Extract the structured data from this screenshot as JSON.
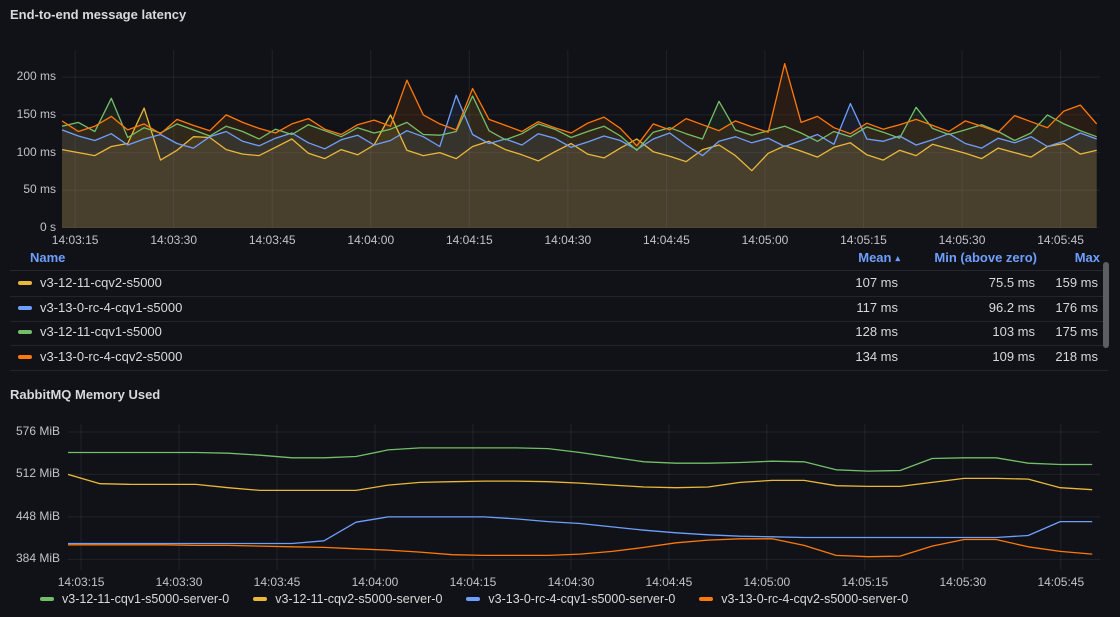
{
  "icons": {
    "sort_ascending": "▴"
  },
  "latency_panel": {
    "title": "End-to-end message latency",
    "table": {
      "columns": [
        "Name",
        "Mean",
        "Min (above zero)",
        "Max"
      ],
      "sorted_by": "Mean",
      "sort_direction": "ascending",
      "rows": [
        {
          "name": "v3-12-11-cqv2-s5000",
          "color": "#EAB839",
          "mean": "107 ms",
          "min": "75.5 ms",
          "max": "159 ms"
        },
        {
          "name": "v3-13-0-rc-4-cqv1-s5000",
          "color": "#6E9FFF",
          "mean": "117 ms",
          "min": "96.2 ms",
          "max": "176 ms"
        },
        {
          "name": "v3-12-11-cqv1-s5000",
          "color": "#73BF69",
          "mean": "128 ms",
          "min": "103 ms",
          "max": "175 ms"
        },
        {
          "name": "v3-13-0-rc-4-cqv2-s5000",
          "color": "#FF780A",
          "mean": "134 ms",
          "min": "109 ms",
          "max": "218 ms"
        }
      ]
    }
  },
  "memory_panel": {
    "title": "RabbitMQ Memory Used",
    "legend": [
      {
        "label": "v3-12-11-cqv1-s5000-server-0",
        "color": "#73BF69"
      },
      {
        "label": "v3-12-11-cqv2-s5000-server-0",
        "color": "#EAB839"
      },
      {
        "label": "v3-13-0-rc-4-cqv1-s5000-server-0",
        "color": "#6E9FFF"
      },
      {
        "label": "v3-13-0-rc-4-cqv2-s5000-server-0",
        "color": "#FF780A"
      }
    ]
  },
  "chart_data": [
    {
      "type": "area",
      "title": "End-to-end message latency",
      "unit": "ms",
      "legend_position": "bottom-table",
      "grid": true,
      "x_ticks": [
        "14:03:15",
        "14:03:30",
        "14:03:45",
        "14:04:00",
        "14:04:15",
        "14:04:30",
        "14:04:45",
        "14:05:00",
        "14:05:15",
        "14:05:30",
        "14:05:45"
      ],
      "x_window_s": 158,
      "x_first_tick_offset_s": 2,
      "x_tick_interval_s": 15,
      "x_start_s": 0,
      "x_step_s": 2.5,
      "ylim": [
        0,
        236
      ],
      "y_gridlines": [
        {
          "value": 0,
          "label": "0 s"
        },
        {
          "value": 50,
          "label": "50 ms"
        },
        {
          "value": 100,
          "label": "100 ms"
        },
        {
          "value": 150,
          "label": "150 ms"
        },
        {
          "value": 200,
          "label": "200 ms"
        }
      ],
      "series": [
        {
          "name": "v3-12-11-cqv2-s5000",
          "color": "#EAB839",
          "fill_opacity": 0.11,
          "stats": {
            "mean": 107,
            "min": 75.5,
            "max": 159
          },
          "values": [
            104,
            100,
            96,
            108,
            112,
            159,
            90,
            103,
            121,
            120,
            104,
            98,
            96,
            107,
            118,
            99,
            92,
            104,
            97,
            110,
            150,
            103,
            96,
            100,
            92,
            108,
            115,
            104,
            97,
            89,
            101,
            112,
            98,
            93,
            106,
            118,
            101,
            95,
            88,
            104,
            110,
            96,
            76,
            99,
            109,
            102,
            94,
            107,
            113,
            97,
            90,
            103,
            96,
            111,
            105,
            99,
            92,
            106,
            100,
            94,
            108,
            112,
            98,
            103
          ]
        },
        {
          "name": "v3-13-0-rc-4-cqv1-s5000",
          "color": "#6E9FFF",
          "fill_opacity": 0.09,
          "stats": {
            "mean": 117,
            "min": 96.2,
            "max": 176
          },
          "values": [
            130,
            122,
            116,
            125,
            110,
            118,
            124,
            112,
            106,
            121,
            128,
            115,
            109,
            119,
            126,
            113,
            105,
            117,
            123,
            110,
            116,
            129,
            121,
            108,
            176,
            124,
            112,
            118,
            110,
            125,
            119,
            107,
            114,
            122,
            116,
            104,
            118,
            126,
            110,
            96,
            115,
            121,
            113,
            119,
            108,
            116,
            124,
            111,
            165,
            118,
            115,
            122,
            110,
            117,
            125,
            112,
            106,
            119,
            113,
            121,
            108,
            115,
            126,
            118
          ]
        },
        {
          "name": "v3-12-11-cqv1-s5000",
          "color": "#73BF69",
          "fill_opacity": 0.09,
          "stats": {
            "mean": 128,
            "min": 103,
            "max": 175
          },
          "values": [
            135,
            140,
            128,
            172,
            120,
            133,
            126,
            138,
            130,
            122,
            135,
            128,
            118,
            131,
            124,
            137,
            129,
            121,
            133,
            126,
            131,
            140,
            124,
            123,
            128,
            175,
            129,
            117,
            125,
            138,
            131,
            120,
            128,
            135,
            122,
            103,
            127,
            133,
            125,
            118,
            168,
            130,
            123,
            129,
            135,
            126,
            115,
            128,
            121,
            134,
            127,
            119,
            160,
            132,
            124,
            130,
            137,
            128,
            116,
            126,
            150,
            138,
            129,
            121
          ]
        },
        {
          "name": "v3-13-0-rc-4-cqv2-s5000",
          "color": "#FF780A",
          "fill_opacity": 0.1,
          "stats": {
            "mean": 134,
            "min": 109,
            "max": 218
          },
          "values": [
            142,
            128,
            135,
            148,
            130,
            138,
            125,
            144,
            136,
            129,
            150,
            140,
            132,
            126,
            138,
            145,
            131,
            124,
            137,
            143,
            135,
            196,
            150,
            138,
            130,
            185,
            144,
            136,
            128,
            141,
            133,
            126,
            139,
            147,
            132,
            109,
            138,
            130,
            145,
            137,
            129,
            142,
            134,
            127,
            218,
            140,
            148,
            133,
            125,
            139,
            131,
            137,
            144,
            136,
            128,
            142,
            135,
            127,
            149,
            141,
            133,
            155,
            163,
            138
          ]
        }
      ]
    },
    {
      "type": "line",
      "title": "RabbitMQ Memory Used",
      "unit": "MiB",
      "legend_position": "bottom",
      "grid": true,
      "x_ticks": [
        "14:03:15",
        "14:03:30",
        "14:03:45",
        "14:04:00",
        "14:04:15",
        "14:04:30",
        "14:04:45",
        "14:05:00",
        "14:05:15",
        "14:05:30",
        "14:05:45"
      ],
      "x_window_s": 158,
      "x_first_tick_offset_s": 2,
      "x_tick_interval_s": 15,
      "x_start_s": 0,
      "x_step_s": 4.9,
      "ylim": [
        368,
        588
      ],
      "y_gridlines": [
        {
          "value": 384,
          "label": "384 MiB"
        },
        {
          "value": 448,
          "label": "448 MiB"
        },
        {
          "value": 512,
          "label": "512 MiB"
        },
        {
          "value": 576,
          "label": "576 MiB"
        }
      ],
      "series": [
        {
          "name": "v3-12-11-cqv1-s5000-server-0",
          "color": "#73BF69",
          "fill_opacity": 0,
          "values": [
            545,
            545,
            545,
            545,
            545,
            544,
            541,
            537,
            537,
            539,
            549,
            552,
            552,
            552,
            552,
            551,
            545,
            538,
            531,
            529,
            529,
            530,
            532,
            531,
            519,
            517,
            518,
            536,
            537,
            537,
            529,
            527,
            527
          ]
        },
        {
          "name": "v3-12-11-cqv2-s5000-server-0",
          "color": "#EAB839",
          "fill_opacity": 0,
          "values": [
            512,
            498,
            497,
            497,
            497,
            492,
            488,
            488,
            488,
            488,
            496,
            500,
            501,
            502,
            502,
            501,
            499,
            496,
            493,
            492,
            493,
            500,
            503,
            503,
            495,
            494,
            494,
            500,
            506,
            506,
            505,
            492,
            489
          ]
        },
        {
          "name": "v3-13-0-rc-4-cqv1-s5000-server-0",
          "color": "#6E9FFF",
          "fill_opacity": 0,
          "values": [
            408,
            408,
            408,
            408,
            408,
            408,
            408,
            408,
            412,
            440,
            448,
            448,
            448,
            448,
            445,
            441,
            438,
            433,
            428,
            424,
            421,
            419,
            418,
            417,
            417,
            417,
            417,
            417,
            417,
            417,
            420,
            441,
            441
          ]
        },
        {
          "name": "v3-13-0-rc-4-cqv2-s5000-server-0",
          "color": "#FF780A",
          "fill_opacity": 0,
          "values": [
            406,
            406,
            406,
            406,
            405,
            405,
            404,
            403,
            402,
            400,
            398,
            395,
            391,
            390,
            390,
            390,
            392,
            396,
            402,
            409,
            413,
            415,
            415,
            405,
            390,
            388,
            389,
            404,
            414,
            414,
            403,
            396,
            392
          ]
        }
      ]
    }
  ]
}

▸ PROBLEM TO SOLVE
Of the lines in the material, how many hold the word "message"? Reply with the number only.

▸ TASK RESULT
2